## What is expected
Repeat each line exactly as it is written.

## Supplied data
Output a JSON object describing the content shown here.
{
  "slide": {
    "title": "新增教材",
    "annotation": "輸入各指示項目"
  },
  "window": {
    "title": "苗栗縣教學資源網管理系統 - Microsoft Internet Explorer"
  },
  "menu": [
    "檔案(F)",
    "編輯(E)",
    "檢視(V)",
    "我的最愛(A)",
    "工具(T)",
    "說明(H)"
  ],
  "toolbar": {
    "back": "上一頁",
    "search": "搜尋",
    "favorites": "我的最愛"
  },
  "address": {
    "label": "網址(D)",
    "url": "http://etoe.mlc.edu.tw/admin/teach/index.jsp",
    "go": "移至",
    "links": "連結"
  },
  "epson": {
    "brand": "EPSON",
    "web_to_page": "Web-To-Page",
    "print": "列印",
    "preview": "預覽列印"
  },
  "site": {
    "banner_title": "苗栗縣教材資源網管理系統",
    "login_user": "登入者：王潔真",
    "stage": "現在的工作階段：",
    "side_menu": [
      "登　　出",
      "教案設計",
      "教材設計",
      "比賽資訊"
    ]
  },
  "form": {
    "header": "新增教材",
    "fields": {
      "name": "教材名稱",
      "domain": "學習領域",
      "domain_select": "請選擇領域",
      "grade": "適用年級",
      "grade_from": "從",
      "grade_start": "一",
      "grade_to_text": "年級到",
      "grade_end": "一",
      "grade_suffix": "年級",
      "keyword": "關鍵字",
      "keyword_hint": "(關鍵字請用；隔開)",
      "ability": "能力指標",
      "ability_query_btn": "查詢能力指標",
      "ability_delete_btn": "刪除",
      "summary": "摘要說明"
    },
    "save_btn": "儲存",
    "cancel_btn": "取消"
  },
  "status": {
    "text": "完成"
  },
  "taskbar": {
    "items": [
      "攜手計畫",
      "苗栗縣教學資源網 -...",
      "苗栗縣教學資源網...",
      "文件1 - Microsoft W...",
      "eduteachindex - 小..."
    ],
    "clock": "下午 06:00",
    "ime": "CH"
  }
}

## Answer for the task
Output a JSON object describing the content shown here.
{
  "slide": {
    "title": "新增教材",
    "annotation": "輸入各指示項目"
  },
  "window": {
    "title": "苗栗縣教學資源網管理系統 - Microsoft Internet Explorer"
  },
  "menu": [
    "檔案(F)",
    "編輯(E)",
    "檢視(V)",
    "我的最愛(A)",
    "工具(T)",
    "說明(H)"
  ],
  "toolbar": {
    "back": "上一頁",
    "search": "搜尋",
    "favorites": "我的最愛"
  },
  "address": {
    "label": "網址(D)",
    "url": "http://etoe.mlc.edu.tw/admin/teach/index.jsp",
    "go": "移至",
    "links": "連結"
  },
  "epson": {
    "brand": "EPSON",
    "web_to_page": "Web-To-Page",
    "print": "列印",
    "preview": "預覽列印"
  },
  "site": {
    "banner_title": "苗栗縣教材資源網管理系統",
    "login_user": "登入者：王潔真",
    "stage": "現在的工作階段：",
    "side_menu": [
      "登　　出",
      "教案設計",
      "教材設計",
      "比賽資訊"
    ]
  },
  "form": {
    "header": "新增教材",
    "fields": {
      "name": "教材名稱",
      "domain": "學習領域",
      "domain_select": "請選擇領域",
      "grade": "適用年級",
      "grade_from": "從",
      "grade_start": "一",
      "grade_to_text": "年級到",
      "grade_end": "一",
      "grade_suffix": "年級",
      "keyword": "關鍵字",
      "keyword_hint": "(關鍵字請用；隔開)",
      "ability": "能力指標",
      "ability_query_btn": "查詢能力指標",
      "ability_delete_btn": "刪除",
      "summary": "摘要說明"
    },
    "save_btn": "儲存",
    "cancel_btn": "取消"
  },
  "status": {
    "text": "完成"
  },
  "taskbar": {
    "items": [
      "攜手計畫",
      "苗栗縣教學資源網 -...",
      "苗栗縣教學資源網...",
      "文件1 - Microsoft W...",
      "eduteachindex - 小..."
    ],
    "clock": "下午 06:00",
    "ime": "CH"
  }
}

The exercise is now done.